Stated goal
Locate all lines with the word "color". Copy them.

(Records from a collection of figures)
# # #

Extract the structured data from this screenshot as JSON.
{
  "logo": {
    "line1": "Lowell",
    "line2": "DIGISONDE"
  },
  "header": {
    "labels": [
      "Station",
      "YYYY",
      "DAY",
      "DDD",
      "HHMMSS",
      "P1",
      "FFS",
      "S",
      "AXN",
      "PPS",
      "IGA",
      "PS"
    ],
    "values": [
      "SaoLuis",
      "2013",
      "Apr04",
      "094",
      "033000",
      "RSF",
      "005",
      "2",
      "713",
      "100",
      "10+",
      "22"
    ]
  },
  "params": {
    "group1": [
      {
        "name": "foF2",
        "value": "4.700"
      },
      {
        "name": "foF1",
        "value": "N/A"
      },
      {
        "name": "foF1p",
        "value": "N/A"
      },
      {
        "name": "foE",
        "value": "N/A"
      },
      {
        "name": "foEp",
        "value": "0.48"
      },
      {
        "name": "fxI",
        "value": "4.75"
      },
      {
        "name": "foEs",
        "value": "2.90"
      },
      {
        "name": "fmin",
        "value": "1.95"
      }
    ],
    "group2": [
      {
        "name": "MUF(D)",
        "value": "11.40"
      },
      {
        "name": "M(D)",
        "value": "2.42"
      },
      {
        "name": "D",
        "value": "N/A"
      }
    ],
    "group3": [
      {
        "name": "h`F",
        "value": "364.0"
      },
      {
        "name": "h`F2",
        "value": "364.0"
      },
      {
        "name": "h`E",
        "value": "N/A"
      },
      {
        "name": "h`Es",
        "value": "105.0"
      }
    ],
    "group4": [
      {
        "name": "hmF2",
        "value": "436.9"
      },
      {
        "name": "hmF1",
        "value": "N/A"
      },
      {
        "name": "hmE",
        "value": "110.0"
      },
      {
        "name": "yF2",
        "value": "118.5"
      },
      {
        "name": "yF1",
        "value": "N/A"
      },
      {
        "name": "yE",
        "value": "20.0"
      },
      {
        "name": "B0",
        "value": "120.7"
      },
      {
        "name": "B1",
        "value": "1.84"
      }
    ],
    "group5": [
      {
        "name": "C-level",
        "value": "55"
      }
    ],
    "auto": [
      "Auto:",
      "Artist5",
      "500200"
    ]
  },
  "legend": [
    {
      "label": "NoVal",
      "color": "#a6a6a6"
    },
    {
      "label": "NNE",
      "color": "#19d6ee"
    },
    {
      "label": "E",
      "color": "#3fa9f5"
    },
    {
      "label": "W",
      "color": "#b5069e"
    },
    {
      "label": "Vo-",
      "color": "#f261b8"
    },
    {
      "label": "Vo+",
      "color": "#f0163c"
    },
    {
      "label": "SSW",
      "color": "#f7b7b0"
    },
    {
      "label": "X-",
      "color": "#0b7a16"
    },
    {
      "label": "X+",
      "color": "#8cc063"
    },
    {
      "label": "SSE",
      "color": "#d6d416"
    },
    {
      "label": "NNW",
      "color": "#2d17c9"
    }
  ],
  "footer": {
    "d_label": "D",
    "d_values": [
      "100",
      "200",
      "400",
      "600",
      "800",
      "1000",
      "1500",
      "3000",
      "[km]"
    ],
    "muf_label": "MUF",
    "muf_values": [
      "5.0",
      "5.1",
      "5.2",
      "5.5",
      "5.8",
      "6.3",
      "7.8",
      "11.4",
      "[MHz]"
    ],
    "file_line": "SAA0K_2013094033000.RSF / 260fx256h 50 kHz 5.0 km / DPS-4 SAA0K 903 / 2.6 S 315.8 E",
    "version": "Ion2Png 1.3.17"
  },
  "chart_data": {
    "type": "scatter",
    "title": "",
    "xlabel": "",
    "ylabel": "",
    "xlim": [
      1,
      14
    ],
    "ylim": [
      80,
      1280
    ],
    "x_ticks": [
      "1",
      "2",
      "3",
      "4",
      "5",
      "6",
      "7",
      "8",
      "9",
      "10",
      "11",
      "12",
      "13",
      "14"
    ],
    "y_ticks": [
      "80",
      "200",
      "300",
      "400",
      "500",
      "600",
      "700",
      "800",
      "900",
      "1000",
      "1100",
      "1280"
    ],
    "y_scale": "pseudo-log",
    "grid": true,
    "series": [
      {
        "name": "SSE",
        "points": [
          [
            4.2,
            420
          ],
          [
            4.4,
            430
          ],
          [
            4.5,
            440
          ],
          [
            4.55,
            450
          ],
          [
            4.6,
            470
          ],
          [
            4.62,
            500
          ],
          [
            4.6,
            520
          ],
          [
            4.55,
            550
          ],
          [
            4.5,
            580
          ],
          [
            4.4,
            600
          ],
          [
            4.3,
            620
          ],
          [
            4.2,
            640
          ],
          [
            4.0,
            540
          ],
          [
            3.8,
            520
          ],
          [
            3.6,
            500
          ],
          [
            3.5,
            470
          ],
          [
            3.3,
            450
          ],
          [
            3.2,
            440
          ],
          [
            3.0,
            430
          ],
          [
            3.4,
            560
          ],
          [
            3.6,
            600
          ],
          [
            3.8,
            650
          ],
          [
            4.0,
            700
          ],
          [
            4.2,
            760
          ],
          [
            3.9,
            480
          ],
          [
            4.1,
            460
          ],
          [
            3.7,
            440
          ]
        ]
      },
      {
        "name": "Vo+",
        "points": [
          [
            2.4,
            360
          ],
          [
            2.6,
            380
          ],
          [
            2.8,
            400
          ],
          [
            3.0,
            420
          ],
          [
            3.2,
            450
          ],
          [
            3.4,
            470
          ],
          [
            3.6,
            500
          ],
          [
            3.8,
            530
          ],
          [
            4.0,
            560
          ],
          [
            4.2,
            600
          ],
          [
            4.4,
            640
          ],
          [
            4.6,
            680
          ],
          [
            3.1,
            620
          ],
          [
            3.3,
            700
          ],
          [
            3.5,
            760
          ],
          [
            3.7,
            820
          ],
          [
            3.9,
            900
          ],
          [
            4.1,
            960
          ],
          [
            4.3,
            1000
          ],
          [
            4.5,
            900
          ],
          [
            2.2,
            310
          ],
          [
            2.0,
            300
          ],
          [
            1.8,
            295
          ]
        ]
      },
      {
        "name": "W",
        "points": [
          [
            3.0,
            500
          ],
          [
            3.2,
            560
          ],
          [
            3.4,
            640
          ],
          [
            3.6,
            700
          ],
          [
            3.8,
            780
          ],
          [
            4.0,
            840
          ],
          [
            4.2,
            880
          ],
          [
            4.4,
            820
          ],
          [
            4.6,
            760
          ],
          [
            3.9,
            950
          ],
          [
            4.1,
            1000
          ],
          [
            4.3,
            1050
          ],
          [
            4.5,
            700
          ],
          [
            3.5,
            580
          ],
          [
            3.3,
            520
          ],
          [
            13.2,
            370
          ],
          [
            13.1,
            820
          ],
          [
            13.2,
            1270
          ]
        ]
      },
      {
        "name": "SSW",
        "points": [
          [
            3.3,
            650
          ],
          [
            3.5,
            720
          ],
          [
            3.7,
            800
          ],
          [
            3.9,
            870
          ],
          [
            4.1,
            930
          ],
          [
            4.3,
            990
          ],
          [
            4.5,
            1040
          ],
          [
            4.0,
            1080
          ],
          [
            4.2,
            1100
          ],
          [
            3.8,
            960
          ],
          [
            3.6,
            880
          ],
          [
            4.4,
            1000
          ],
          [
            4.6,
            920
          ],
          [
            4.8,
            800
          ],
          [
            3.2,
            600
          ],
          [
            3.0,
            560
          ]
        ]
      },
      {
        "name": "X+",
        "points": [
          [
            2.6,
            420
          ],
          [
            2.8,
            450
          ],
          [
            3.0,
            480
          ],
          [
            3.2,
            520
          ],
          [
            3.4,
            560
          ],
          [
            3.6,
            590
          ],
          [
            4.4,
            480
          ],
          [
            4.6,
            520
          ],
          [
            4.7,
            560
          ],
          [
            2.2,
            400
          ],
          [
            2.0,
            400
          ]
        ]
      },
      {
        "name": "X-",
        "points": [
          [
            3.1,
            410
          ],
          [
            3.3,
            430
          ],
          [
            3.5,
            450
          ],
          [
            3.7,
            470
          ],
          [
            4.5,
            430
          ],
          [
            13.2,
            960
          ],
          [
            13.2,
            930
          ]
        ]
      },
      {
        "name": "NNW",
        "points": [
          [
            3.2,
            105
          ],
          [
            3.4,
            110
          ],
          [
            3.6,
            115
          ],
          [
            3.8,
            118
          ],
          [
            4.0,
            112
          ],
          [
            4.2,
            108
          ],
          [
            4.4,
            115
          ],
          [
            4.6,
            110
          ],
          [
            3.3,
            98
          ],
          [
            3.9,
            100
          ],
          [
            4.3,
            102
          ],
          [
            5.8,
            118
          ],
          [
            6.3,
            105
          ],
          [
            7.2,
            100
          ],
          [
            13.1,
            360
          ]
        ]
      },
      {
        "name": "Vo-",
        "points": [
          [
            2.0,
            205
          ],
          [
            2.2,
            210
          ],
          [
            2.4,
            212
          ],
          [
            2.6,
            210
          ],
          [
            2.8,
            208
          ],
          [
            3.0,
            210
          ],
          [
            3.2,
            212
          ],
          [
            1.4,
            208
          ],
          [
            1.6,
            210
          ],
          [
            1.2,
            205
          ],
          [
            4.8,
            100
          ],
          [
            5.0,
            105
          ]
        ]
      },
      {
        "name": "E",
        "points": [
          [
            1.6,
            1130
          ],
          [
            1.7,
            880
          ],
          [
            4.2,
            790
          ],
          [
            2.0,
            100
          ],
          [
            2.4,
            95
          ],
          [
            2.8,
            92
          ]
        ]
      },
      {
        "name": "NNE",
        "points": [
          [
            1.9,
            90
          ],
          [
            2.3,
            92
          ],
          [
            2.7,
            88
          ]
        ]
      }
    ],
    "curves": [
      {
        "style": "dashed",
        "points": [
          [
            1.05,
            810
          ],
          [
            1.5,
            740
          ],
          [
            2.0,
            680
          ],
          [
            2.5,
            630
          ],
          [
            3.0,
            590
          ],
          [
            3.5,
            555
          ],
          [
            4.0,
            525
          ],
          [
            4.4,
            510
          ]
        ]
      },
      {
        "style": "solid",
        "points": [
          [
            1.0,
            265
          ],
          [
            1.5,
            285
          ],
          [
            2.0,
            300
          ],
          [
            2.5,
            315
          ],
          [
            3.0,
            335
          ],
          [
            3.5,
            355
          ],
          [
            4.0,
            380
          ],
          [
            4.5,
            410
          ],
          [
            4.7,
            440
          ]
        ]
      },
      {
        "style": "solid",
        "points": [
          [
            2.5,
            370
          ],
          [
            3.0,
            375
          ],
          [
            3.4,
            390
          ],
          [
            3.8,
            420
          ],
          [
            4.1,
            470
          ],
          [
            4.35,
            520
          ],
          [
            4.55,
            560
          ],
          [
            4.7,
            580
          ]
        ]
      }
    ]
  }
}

# # #

Solution to this task
      "color": "#a6a6a6"
      "color": "#19d6ee"
      "color": "#3fa9f5"
      "color": "#b5069e"
      "color": "#f261b8"
      "color": "#f0163c"
      "color": "#f7b7b0"
      "color": "#0b7a16"
      "color": "#8cc063"
      "color": "#d6d416"
      "color": "#2d17c9"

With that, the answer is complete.